Ana Rodrigues Martins

O que vou escrever de seguida é um facto, pelo que não admite contraditório nem aquela conversa de que me esqueci deste ou daquele sector.
O 1° ciclo do ensino básico é o único nível de ensino em que as escolas estão obrigadas a oferecer ocupação aos alunos, das 9 horas às 17.30.
Para essas oito horas e meia de armazenamento de crianças, inventaram-se e atamancaram-se estratégias que, de escola para escola, funcionam das mais variadas formas.
De caminho arranjou-se maneira de entrarem nas escolas uma miríade de projectos, “técnicos, entidades e monitores. Os professores e os alunos transformaram-se, numa dúzia de anos, nos elementos menos importantes desta equação, de modo que, havendo que elaborar horários de funcionamento, são os últimos a ser tidos em conta.
Isto é assim e, enquanto assim for, a escola do 1° ciclo vai continuar a ser um local de martírio, onde não é possível um dia a dia saudável.

Itens fornecidos:

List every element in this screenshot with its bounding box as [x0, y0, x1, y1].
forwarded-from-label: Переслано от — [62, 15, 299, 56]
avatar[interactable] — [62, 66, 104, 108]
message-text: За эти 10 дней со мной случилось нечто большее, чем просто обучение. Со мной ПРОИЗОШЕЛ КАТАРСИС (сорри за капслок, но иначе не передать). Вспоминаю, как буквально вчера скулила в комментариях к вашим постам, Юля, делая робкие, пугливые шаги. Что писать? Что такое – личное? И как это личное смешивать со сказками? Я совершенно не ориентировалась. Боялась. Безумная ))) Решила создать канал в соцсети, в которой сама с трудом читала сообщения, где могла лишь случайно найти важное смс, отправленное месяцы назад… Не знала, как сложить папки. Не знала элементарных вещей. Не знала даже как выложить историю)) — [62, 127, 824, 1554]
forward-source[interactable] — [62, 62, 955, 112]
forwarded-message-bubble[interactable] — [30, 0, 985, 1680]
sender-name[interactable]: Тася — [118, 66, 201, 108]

Questões de estudo:
[A] Enumere tudo o que, segundo o excerto sobre o 1.º ciclo, se arranjou maneira de fazer entrar nas escolas.
[B] Prolongue, por favor, o excerto sobre o 1.º ciclo, começando depois da última frase apresentada.
Os itens constituem material à parte, independente do excerto.

Conjunto de respostas:
[A] Projectos, técnicos, entidades e monitores.

[B]
fotomontagem: Luís Costa

O primeiro ciclo também pensa

Manter durante uns anos um blog razoavelmente visitado,  não é tarefa fácil.

Muitas vezes pensei em desistir. Uma delas foi quando uma página anónima “Quem se preocupa com os professores do primeiro ciclo” me acusou de plágio.  Sempre que os citava usava aspas, e a identificação possível, pois trata-se de um página eternamente anónima. O que prova que há medo entre alguns professores do primero ciclo, ou que têm alguma coisa a esconder. Hoje em dia sobrevivem do que alguns blogues publicam, e perderam o fulgor editorial de outros tempos.

Não escondo que defendo o regime de aposentação especial, com contagem de tempo diferenciada apenas nos anos em que o professor trabalhou como titular de  turma. Escrevo contra mim que estive 10 anos no ensino especial, 2 em coordenação de bibliotecas e 5 nos apoios educativos.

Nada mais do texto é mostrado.